§ **Directive**: Read the lines that follow and tally those with the word "Picqué"; give the number and nothing else.

§ **Material for this exercise**:

────────────────

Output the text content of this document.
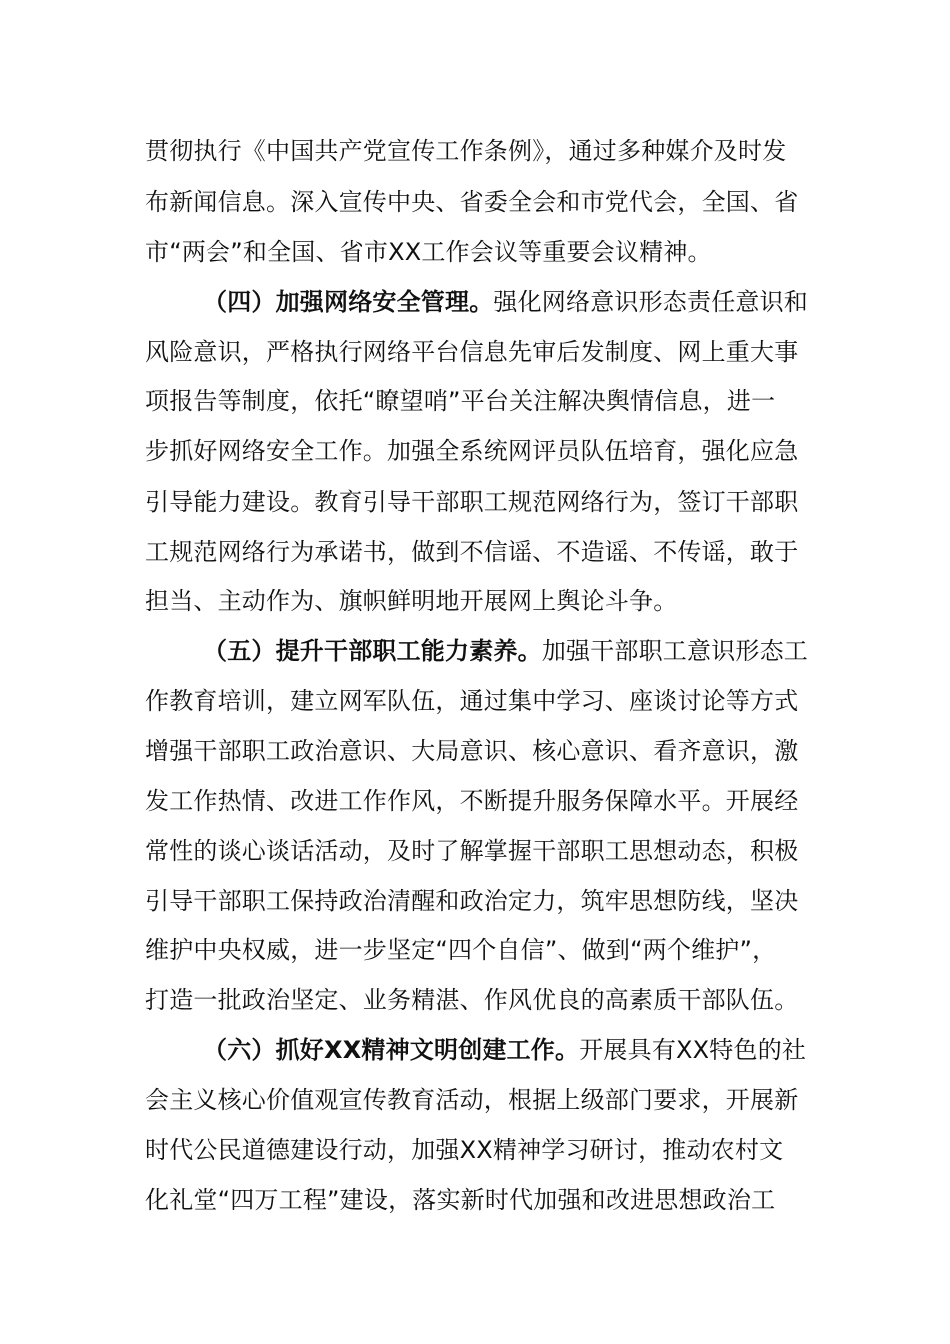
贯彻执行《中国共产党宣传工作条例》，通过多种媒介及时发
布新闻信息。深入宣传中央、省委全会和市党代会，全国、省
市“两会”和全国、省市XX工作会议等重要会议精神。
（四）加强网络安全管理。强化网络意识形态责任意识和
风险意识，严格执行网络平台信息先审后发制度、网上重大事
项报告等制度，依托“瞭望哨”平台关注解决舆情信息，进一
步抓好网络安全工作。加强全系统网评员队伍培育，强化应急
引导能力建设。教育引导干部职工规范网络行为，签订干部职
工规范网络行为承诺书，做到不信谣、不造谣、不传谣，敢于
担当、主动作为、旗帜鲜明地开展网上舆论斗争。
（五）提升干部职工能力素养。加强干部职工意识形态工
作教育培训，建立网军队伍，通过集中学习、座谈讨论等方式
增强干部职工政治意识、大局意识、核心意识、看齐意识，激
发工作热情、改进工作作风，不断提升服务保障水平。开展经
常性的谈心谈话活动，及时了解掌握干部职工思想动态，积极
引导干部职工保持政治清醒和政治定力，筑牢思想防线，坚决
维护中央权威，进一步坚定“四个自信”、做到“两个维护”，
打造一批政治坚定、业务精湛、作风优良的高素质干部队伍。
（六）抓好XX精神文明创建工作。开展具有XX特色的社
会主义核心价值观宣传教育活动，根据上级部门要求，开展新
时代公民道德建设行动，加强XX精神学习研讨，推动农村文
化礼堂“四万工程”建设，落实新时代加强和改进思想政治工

────────────────

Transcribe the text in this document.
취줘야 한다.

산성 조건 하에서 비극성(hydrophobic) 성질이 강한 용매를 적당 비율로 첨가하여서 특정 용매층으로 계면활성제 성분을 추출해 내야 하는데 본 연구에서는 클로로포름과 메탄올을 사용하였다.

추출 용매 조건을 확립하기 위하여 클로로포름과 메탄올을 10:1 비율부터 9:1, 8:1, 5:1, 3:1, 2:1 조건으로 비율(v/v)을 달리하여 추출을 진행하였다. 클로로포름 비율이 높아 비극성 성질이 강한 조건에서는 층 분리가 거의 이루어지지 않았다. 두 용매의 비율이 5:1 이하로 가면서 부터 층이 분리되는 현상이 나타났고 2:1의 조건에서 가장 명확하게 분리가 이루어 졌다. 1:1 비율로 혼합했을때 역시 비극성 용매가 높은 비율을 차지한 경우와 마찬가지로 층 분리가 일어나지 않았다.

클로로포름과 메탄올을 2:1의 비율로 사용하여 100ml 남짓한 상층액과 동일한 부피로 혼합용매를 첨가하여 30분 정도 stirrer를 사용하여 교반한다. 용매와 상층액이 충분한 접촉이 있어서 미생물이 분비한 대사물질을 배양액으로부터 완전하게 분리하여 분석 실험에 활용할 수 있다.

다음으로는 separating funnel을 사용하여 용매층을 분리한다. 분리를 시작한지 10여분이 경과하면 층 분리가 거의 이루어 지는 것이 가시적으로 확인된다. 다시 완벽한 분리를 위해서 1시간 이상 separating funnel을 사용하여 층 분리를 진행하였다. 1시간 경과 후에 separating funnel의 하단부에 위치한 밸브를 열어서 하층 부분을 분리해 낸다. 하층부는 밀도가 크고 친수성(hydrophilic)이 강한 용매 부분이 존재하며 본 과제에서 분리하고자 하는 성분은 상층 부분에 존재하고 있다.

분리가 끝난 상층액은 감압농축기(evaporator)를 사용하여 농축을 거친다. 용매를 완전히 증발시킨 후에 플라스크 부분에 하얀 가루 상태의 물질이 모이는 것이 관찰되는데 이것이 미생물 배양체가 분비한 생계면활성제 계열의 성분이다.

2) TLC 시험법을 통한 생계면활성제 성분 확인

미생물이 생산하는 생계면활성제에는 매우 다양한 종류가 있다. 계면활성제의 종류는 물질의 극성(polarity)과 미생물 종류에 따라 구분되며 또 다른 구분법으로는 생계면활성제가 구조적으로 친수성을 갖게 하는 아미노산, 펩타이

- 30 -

────────────────

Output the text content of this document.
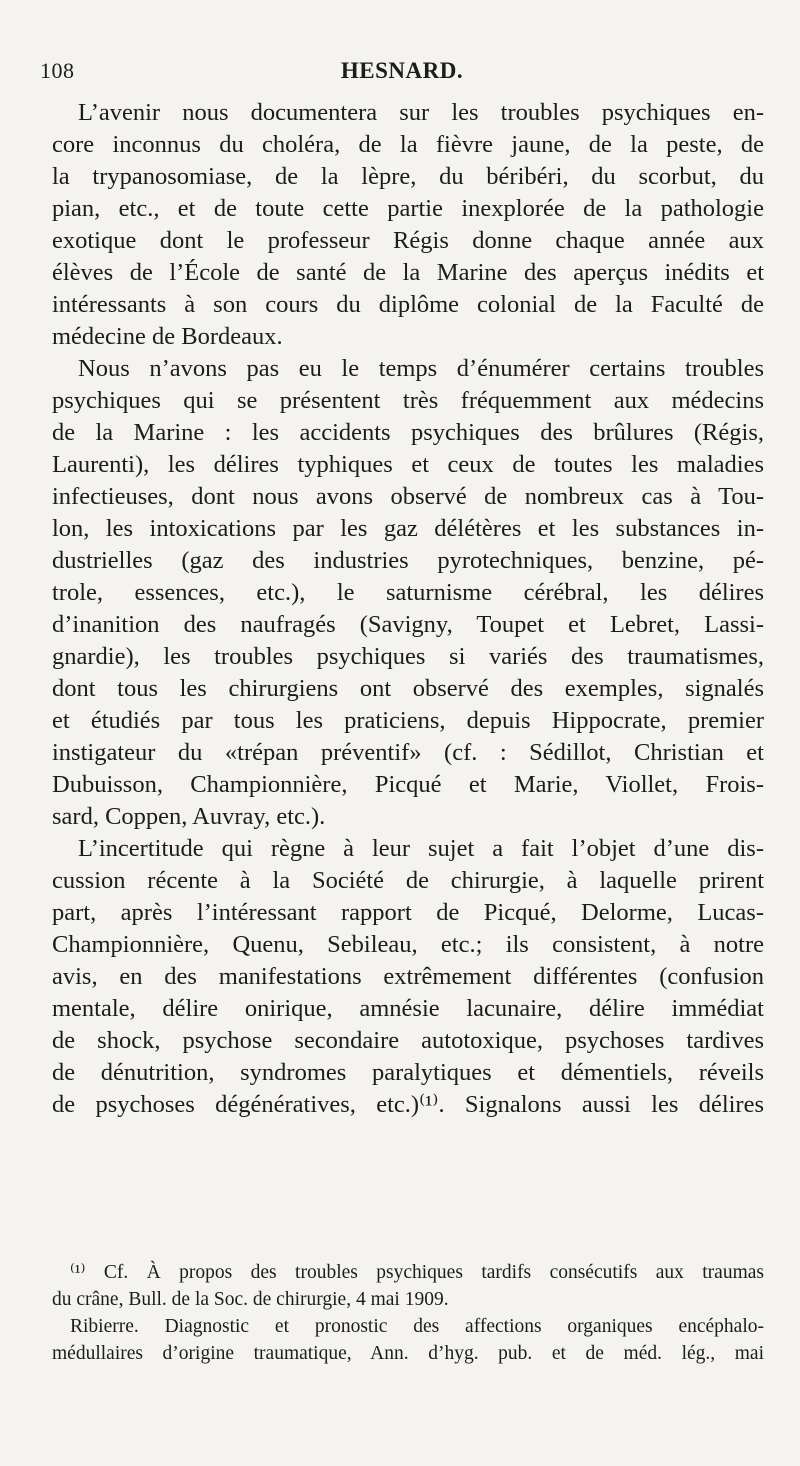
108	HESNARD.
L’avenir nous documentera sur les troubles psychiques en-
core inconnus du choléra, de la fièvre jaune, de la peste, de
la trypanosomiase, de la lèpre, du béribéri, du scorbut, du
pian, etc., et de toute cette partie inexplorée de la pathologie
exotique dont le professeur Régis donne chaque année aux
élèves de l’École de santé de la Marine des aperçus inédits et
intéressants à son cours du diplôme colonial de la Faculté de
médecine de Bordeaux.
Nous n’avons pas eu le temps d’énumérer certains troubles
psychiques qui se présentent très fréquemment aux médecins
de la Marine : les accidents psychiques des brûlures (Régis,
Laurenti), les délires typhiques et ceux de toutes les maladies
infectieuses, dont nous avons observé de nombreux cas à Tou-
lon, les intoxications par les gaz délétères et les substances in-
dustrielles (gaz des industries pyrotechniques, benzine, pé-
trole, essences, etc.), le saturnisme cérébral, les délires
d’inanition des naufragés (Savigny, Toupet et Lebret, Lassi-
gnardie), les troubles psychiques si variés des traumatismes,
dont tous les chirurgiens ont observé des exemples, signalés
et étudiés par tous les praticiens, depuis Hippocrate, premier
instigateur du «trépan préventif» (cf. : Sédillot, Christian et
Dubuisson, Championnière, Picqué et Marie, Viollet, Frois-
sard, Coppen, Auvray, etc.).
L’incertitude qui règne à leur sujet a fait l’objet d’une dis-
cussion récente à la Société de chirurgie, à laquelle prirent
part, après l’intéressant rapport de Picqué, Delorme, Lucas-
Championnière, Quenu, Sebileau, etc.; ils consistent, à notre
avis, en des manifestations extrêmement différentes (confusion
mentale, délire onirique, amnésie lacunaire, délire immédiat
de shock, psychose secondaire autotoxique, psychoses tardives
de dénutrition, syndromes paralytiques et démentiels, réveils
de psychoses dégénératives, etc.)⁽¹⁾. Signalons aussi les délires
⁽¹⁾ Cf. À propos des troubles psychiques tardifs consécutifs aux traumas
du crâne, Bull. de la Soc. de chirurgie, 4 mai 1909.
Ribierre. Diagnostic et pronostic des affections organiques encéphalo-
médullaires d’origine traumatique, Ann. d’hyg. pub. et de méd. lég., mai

────────────────

§ **Solution to this exercise**: 2